:: Exercise objective ::
Select, from the data, each line where "Elektrotechnik" occurs.

:: Listed entries ::
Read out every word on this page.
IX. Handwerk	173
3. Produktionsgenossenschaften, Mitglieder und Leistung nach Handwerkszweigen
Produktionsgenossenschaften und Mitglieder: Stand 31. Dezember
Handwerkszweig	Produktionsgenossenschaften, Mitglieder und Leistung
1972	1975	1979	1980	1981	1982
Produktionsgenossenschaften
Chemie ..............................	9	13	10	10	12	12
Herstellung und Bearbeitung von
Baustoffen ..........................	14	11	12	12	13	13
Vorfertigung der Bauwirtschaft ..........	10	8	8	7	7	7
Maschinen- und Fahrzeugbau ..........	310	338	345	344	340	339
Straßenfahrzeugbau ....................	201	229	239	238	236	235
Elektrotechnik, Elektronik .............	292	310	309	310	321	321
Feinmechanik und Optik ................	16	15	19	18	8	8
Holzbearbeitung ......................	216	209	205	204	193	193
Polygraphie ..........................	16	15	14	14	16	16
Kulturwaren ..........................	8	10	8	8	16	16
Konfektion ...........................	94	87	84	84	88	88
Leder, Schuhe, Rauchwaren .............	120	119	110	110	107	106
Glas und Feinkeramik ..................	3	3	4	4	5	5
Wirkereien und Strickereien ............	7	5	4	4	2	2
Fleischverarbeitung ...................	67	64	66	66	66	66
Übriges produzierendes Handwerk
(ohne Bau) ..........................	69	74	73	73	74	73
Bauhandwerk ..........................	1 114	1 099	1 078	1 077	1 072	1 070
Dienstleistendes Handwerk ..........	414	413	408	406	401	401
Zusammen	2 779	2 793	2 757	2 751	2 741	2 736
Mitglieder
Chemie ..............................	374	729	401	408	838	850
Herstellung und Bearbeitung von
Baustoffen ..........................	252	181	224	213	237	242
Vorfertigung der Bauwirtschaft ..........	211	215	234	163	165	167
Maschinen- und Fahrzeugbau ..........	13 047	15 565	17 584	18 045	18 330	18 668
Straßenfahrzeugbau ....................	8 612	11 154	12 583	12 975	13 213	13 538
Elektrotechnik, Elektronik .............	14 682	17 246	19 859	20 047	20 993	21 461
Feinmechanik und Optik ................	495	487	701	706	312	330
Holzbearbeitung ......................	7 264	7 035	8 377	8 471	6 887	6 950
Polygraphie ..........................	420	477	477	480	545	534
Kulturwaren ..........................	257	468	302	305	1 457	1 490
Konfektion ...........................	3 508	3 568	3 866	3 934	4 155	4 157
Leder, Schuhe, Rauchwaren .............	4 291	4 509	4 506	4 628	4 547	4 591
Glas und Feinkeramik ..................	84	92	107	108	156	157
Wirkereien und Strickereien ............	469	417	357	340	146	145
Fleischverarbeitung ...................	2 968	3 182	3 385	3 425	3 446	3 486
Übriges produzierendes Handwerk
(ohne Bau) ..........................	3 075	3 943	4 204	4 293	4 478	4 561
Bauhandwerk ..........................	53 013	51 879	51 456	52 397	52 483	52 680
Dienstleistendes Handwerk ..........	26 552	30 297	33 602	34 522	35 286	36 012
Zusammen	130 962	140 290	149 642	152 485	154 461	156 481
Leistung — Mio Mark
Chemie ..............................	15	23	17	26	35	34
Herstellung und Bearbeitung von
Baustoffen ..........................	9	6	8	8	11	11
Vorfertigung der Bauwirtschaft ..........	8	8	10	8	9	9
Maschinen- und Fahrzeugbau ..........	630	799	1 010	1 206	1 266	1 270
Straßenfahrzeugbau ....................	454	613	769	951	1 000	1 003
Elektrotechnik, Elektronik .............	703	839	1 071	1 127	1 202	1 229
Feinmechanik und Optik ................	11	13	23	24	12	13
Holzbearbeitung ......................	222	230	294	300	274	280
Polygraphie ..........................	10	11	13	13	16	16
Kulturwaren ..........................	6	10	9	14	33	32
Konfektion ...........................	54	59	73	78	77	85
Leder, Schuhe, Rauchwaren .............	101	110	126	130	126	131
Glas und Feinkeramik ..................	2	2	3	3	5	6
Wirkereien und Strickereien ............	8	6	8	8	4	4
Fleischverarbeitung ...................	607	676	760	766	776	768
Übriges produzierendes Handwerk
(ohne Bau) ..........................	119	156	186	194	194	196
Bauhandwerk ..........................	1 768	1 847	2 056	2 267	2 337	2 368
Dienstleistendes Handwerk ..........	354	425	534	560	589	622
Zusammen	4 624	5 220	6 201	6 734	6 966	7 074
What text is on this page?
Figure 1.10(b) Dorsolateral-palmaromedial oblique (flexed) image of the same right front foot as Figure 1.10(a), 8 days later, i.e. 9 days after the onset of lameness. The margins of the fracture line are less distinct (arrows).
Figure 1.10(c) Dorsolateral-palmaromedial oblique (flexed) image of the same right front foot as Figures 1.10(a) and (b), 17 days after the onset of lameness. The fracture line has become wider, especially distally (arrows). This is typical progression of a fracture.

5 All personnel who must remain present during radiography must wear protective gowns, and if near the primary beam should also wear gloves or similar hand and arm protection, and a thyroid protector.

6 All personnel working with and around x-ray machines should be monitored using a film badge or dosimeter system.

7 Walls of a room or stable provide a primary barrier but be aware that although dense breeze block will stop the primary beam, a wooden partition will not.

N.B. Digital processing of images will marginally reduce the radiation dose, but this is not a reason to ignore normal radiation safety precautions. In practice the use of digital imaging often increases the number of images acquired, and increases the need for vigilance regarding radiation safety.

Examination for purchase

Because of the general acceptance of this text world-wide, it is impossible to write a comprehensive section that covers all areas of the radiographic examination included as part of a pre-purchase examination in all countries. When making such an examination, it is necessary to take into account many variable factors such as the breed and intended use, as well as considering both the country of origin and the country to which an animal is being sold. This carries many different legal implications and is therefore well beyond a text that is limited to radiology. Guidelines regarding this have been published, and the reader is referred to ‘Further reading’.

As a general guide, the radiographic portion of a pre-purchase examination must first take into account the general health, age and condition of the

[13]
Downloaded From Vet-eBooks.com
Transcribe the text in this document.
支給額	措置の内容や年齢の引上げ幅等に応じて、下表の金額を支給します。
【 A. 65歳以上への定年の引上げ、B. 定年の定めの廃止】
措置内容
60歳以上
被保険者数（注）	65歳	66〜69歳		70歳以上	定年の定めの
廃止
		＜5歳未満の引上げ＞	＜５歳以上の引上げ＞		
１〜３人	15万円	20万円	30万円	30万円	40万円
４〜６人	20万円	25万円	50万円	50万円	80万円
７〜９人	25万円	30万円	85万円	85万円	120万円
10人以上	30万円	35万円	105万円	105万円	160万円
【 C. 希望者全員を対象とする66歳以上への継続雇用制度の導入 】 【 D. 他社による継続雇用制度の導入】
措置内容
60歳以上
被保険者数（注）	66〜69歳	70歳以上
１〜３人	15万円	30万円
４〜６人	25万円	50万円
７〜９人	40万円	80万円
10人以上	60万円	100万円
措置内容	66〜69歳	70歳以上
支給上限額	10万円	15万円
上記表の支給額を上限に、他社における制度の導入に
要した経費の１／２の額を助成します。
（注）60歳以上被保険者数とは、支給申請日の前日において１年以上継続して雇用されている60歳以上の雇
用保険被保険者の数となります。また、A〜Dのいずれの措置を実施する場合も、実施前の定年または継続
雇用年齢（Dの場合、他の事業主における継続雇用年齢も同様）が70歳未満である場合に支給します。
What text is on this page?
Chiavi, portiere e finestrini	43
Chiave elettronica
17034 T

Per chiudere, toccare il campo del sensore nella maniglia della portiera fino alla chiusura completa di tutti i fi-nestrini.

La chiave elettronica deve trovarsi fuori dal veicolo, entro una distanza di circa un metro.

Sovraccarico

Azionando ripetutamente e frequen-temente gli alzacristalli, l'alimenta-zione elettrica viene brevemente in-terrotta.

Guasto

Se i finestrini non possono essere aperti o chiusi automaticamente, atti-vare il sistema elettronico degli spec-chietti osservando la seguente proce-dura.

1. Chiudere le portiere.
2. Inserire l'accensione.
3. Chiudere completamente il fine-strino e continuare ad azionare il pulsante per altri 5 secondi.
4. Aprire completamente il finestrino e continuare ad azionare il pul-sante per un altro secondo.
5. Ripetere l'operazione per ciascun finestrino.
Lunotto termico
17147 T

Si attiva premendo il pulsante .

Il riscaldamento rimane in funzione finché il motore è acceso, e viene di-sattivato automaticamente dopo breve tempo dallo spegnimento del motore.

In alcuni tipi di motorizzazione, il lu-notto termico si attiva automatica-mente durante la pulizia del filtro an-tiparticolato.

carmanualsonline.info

:: Answer in full ::
Elektrotechnik, Elektronik .............	292	310	309	310	321	321
Elektrotechnik, Elektronik .............	14 682	17 246	19 859	20 047	20 993	21 461
Elektrotechnik, Elektronik .............	703	839	1 071	1 127	1 202	1 229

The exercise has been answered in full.